AIM OF THE TASK >>
Copy every line of the data exactly, leaving nothing out.

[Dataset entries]

──────────

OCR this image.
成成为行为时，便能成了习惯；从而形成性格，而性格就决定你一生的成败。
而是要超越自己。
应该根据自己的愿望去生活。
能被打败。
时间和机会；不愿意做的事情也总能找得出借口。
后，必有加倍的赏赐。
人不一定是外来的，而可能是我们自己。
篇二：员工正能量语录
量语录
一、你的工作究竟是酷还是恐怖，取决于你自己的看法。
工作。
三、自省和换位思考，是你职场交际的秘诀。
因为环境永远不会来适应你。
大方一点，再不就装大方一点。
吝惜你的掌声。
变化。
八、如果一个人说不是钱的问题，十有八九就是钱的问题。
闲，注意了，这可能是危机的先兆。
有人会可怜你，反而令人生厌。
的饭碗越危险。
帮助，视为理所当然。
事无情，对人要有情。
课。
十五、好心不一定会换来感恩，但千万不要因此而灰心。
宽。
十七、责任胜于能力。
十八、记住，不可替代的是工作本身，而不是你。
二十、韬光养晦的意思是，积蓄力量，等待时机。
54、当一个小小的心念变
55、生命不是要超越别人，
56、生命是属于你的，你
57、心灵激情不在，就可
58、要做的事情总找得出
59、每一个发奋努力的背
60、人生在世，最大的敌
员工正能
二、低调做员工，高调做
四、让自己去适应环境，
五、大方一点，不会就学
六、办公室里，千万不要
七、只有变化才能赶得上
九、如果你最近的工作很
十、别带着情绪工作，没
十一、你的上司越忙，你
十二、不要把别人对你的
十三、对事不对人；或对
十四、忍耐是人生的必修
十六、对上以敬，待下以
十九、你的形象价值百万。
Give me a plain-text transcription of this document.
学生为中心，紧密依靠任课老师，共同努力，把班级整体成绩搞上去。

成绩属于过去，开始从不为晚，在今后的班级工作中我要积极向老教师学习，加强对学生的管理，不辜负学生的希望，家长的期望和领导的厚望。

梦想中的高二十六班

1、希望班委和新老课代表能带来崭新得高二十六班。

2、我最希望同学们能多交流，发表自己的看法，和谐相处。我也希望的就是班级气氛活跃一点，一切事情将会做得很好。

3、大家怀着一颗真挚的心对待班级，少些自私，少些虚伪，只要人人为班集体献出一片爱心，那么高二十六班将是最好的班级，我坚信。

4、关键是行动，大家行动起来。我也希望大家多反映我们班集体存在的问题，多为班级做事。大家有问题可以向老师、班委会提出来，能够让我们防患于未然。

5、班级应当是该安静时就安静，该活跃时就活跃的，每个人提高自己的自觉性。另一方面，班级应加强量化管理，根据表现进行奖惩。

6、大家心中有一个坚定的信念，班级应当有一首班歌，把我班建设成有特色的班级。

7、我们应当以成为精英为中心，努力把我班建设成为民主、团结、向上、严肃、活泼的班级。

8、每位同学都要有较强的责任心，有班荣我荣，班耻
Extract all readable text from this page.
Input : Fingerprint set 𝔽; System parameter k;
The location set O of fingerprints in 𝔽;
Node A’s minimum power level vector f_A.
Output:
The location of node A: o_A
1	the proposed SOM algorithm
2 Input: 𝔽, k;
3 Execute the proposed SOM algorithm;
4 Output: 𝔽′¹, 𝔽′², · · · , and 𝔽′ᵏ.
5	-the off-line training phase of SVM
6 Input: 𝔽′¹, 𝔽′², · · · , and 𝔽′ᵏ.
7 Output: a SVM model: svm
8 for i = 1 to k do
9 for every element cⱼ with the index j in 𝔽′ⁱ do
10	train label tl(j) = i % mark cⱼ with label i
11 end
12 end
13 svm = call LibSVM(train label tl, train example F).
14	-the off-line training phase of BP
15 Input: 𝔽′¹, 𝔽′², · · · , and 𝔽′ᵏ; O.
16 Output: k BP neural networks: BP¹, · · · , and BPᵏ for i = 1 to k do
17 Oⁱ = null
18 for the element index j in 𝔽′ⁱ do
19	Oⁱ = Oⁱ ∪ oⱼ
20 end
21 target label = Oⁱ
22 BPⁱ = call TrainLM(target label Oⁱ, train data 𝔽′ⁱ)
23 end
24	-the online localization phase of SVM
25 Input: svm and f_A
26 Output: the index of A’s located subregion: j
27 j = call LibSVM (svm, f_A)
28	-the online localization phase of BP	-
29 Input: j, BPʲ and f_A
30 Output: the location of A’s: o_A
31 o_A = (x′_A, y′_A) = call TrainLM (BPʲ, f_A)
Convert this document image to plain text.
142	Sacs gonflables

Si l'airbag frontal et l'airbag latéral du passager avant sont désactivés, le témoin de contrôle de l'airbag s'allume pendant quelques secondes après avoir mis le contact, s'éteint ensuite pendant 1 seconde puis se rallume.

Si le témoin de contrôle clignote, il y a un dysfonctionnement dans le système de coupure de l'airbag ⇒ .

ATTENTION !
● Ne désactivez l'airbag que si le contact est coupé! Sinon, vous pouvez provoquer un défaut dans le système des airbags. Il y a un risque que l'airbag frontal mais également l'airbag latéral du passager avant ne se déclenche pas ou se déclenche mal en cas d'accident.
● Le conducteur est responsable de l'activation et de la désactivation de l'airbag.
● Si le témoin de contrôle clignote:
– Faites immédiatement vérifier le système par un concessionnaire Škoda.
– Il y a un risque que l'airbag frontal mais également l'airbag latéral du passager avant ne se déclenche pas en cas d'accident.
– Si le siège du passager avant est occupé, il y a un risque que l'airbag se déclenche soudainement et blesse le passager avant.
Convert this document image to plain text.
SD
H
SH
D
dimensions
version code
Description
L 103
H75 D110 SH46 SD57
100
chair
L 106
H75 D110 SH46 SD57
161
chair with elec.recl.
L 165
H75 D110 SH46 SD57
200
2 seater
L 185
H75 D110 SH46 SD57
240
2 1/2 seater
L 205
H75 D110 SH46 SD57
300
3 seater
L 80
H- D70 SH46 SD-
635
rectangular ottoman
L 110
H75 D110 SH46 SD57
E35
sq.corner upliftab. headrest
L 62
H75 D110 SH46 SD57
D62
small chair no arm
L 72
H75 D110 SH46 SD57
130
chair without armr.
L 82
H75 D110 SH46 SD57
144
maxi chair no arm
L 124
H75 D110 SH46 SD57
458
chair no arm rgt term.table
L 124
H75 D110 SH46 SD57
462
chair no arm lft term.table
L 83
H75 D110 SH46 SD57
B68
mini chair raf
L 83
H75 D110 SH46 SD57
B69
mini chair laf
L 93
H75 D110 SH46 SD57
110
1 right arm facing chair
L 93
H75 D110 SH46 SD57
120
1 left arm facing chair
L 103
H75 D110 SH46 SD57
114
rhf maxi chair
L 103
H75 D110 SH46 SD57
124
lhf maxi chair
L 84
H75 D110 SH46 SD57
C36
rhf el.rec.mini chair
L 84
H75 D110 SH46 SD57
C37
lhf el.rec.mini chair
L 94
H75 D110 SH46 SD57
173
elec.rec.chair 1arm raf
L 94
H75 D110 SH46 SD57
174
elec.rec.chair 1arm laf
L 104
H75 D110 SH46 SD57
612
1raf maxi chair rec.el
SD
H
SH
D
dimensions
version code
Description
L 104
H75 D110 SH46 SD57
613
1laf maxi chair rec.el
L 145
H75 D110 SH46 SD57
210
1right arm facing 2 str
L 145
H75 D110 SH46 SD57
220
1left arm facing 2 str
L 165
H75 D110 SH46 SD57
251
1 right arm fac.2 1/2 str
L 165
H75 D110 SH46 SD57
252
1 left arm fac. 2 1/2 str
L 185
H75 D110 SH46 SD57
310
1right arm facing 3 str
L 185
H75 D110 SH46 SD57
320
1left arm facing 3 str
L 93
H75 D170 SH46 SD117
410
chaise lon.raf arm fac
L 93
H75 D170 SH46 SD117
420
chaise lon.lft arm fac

──────────

RESPONSE >>
OCR this image.
成成为行为时，便能成了习惯；从而形成性格，而性格就决定你一生的成败。
而是要超越自己。
应该根据自己的愿望去生活。
能被打败。
时间和机会；不愿意做的事情也总能找得出借口。
后，必有加倍的赏赐。
人不一定是外来的，而可能是我们自己。
篇二：员工正能量语录
量语录
一、你的工作究竟是酷还是恐怖，取决于你自己的看法。
工作。
三、自省和换位思考，是你职场交际的秘诀。
因为环境永远不会来适应你。
大方一点，再不就装大方一点。
吝惜你的掌声。
变化。
八、如果一个人说不是钱的问题，十有八九就是钱的问题。
闲，注意了，这可能是危机的先兆。
有人会可怜你，反而令人生厌。
的饭碗越危险。
帮助，视为理所当然。
事无情，对人要有情。
课。
十五、好心不一定会换来感恩，但千万不要因此而灰心。
宽。
十七、责任胜于能力。
十八、记住，不可替代的是工作本身，而不是你。
二十、韬光养晦的意思是，积蓄力量，等待时机。
54、当一个小小的心念变
55、生命不是要超越别人，
56、生命是属于你的，你
57、心灵激情不在，就可
58、要做的事情总找得出
59、每一个发奋努力的背
60、人生在世，最大的敌
员工正能
二、低调做员工，高调做
四、让自己去适应环境，
五、大方一点，不会就学
六、办公室里，千万不要
七、只有变化才能赶得上
九、如果你最近的工作很
十、别带着情绪工作，没
十一、你的上司越忙，你
十二、不要把别人对你的
十三、对事不对人；或对
十四、忍耐是人生的必修
十六、对上以敬，待下以
十九、你的形象价值百万。
Give me a plain-text transcription of this document.
学生为中心，紧密依靠任课老师，共同努力，把班级整体成绩搞上去。

成绩属于过去，开始从不为晚，在今后的班级工作中我要积极向老教师学习，加强对学生的管理，不辜负学生的希望，家长的期望和领导的厚望。

梦想中的高二十六班

1、希望班委和新老课代表能带来崭新得高二十六班。

2、我最希望同学们能多交流，发表自己的看法，和谐相处。我也希望的就是班级气氛活跃一点，一切事情将会做得很好。

3、大家怀着一颗真挚的心对待班级，少些自私，少些虚伪，只要人人为班集体献出一片爱心，那么高二十六班将是最好的班级，我坚信。

4、关键是行动，大家行动起来。我也希望大家多反映我们班集体存在的问题，多为班级做事。大家有问题可以向老师、班委会提出来，能够让我们防患于未然。

5、班级应当是该安静时就安静，该活跃时就活跃的，每个人提高自己的自觉性。另一方面，班级应加强量化管理，根据表现进行奖惩。

6、大家心中有一个坚定的信念，班级应当有一首班歌，把我班建设成有特色的班级。

7、我们应当以成为精英为中心，努力把我班建设成为民主、团结、向上、严肃、活泼的班级。

8、每位同学都要有较强的责任心，有班荣我荣，班耻
Extract all readable text from this page.
Input : Fingerprint set 𝔽; System parameter k;
The location set O of fingerprints in 𝔽;
Node A’s minimum power level vector f_A.
Output:
The location of node A: o_A
1	the proposed SOM algorithm
2 Input: 𝔽, k;
3 Execute the proposed SOM algorithm;
4 Output: 𝔽′¹, 𝔽′², · · · , and 𝔽′ᵏ.
5	-the off-line training phase of SVM
6 Input: 𝔽′¹, 𝔽′², · · · , and 𝔽′ᵏ.
7 Output: a SVM model: svm
8 for i = 1 to k do
9 for every element cⱼ with the index j in 𝔽′ⁱ do
10	train label tl(j) = i % mark cⱼ with label i
11 end
12 end
13 svm = call LibSVM(train label tl, train example F).
14	-the off-line training phase of BP
15 Input: 𝔽′¹, 𝔽′², · · · , and 𝔽′ᵏ; O.
16 Output: k BP neural networks: BP¹, · · · , and BPᵏ for i = 1 to k do
17 Oⁱ = null
18 for the element index j in 𝔽′ⁱ do
19	Oⁱ = Oⁱ ∪ oⱼ
20 end
21 target label = Oⁱ
22 BPⁱ = call TrainLM(target label Oⁱ, train data 𝔽′ⁱ)
23 end
24	-the online localization phase of SVM
25 Input: svm and f_A
26 Output: the index of A’s located subregion: j
27 j = call LibSVM (svm, f_A)
28	-the online localization phase of BP	-
29 Input: j, BPʲ and f_A
30 Output: the location of A’s: o_A
31 o_A = (x′_A, y′_A) = call TrainLM (BPʲ, f_A)
Convert this document image to plain text.
142	Sacs gonflables

Si l'airbag frontal et l'airbag latéral du passager avant sont désactivés, le témoin de contrôle de l'airbag s'allume pendant quelques secondes après avoir mis le contact, s'éteint ensuite pendant 1 seconde puis se rallume.

Si le témoin de contrôle clignote, il y a un dysfonctionnement dans le système de coupure de l'airbag ⇒ .

ATTENTION !
● Ne désactivez l'airbag que si le contact est coupé! Sinon, vous pouvez provoquer un défaut dans le système des airbags. Il y a un risque que l'airbag frontal mais également l'airbag latéral du passager avant ne se déclenche pas ou se déclenche mal en cas d'accident.
● Le conducteur est responsable de l'activation et de la désactivation de l'airbag.
● Si le témoin de contrôle clignote:
– Faites immédiatement vérifier le système par un concessionnaire Škoda.
– Il y a un risque que l'airbag frontal mais également l'airbag latéral du passager avant ne se déclenche pas en cas d'accident.
– Si le siège du passager avant est occupé, il y a un risque que l'airbag se déclenche soudainement et blesse le passager avant.
Convert this document image to plain text.
SD
H
SH
D
dimensions
version code
Description
L 103
H75 D110 SH46 SD57
100
chair
L 106
H75 D110 SH46 SD57
161
chair with elec.recl.
L 165
H75 D110 SH46 SD57
200
2 seater
L 185
H75 D110 SH46 SD57
240
2 1/2 seater
L 205
H75 D110 SH46 SD57
300
3 seater
L 80
H- D70 SH46 SD-
635
rectangular ottoman
L 110
H75 D110 SH46 SD57
E35
sq.corner upliftab. headrest
L 62
H75 D110 SH46 SD57
D62
small chair no arm
L 72
H75 D110 SH46 SD57
130
chair without armr.
L 82
H75 D110 SH46 SD57
144
maxi chair no arm
L 124
H75 D110 SH46 SD57
458
chair no arm rgt term.table
L 124
H75 D110 SH46 SD57
462
chair no arm lft term.table
L 83
H75 D110 SH46 SD57
B68
mini chair raf
L 83
H75 D110 SH46 SD57
B69
mini chair laf
L 93
H75 D110 SH46 SD57
110
1 right arm facing chair
L 93
H75 D110 SH46 SD57
120
1 left arm facing chair
L 103
H75 D110 SH46 SD57
114
rhf maxi chair
L 103
H75 D110 SH46 SD57
124
lhf maxi chair
L 84
H75 D110 SH46 SD57
C36
rhf el.rec.mini chair
L 84
H75 D110 SH46 SD57
C37
lhf el.rec.mini chair
L 94
H75 D110 SH46 SD57
173
elec.rec.chair 1arm raf
L 94
H75 D110 SH46 SD57
174
elec.rec.chair 1arm laf
L 104
H75 D110 SH46 SD57
612
1raf maxi chair rec.el
SD
H
SH
D
dimensions
version code
Description
L 104
H75 D110 SH46 SD57
613
1laf maxi chair rec.el
L 145
H75 D110 SH46 SD57
210
1right arm facing 2 str
L 145
H75 D110 SH46 SD57
220
1left arm facing 2 str
L 165
H75 D110 SH46 SD57
251
1 right arm fac.2 1/2 str
L 165
H75 D110 SH46 SD57
252
1 left arm fac. 2 1/2 str
L 185
H75 D110 SH46 SD57
310
1right arm facing 3 str
L 185
H75 D110 SH46 SD57
320
1left arm facing 3 str
L 93
H75 D170 SH46 SD117
410
chaise lon.raf arm fac
L 93
H75 D170 SH46 SD117
420
chaise lon.lft arm fac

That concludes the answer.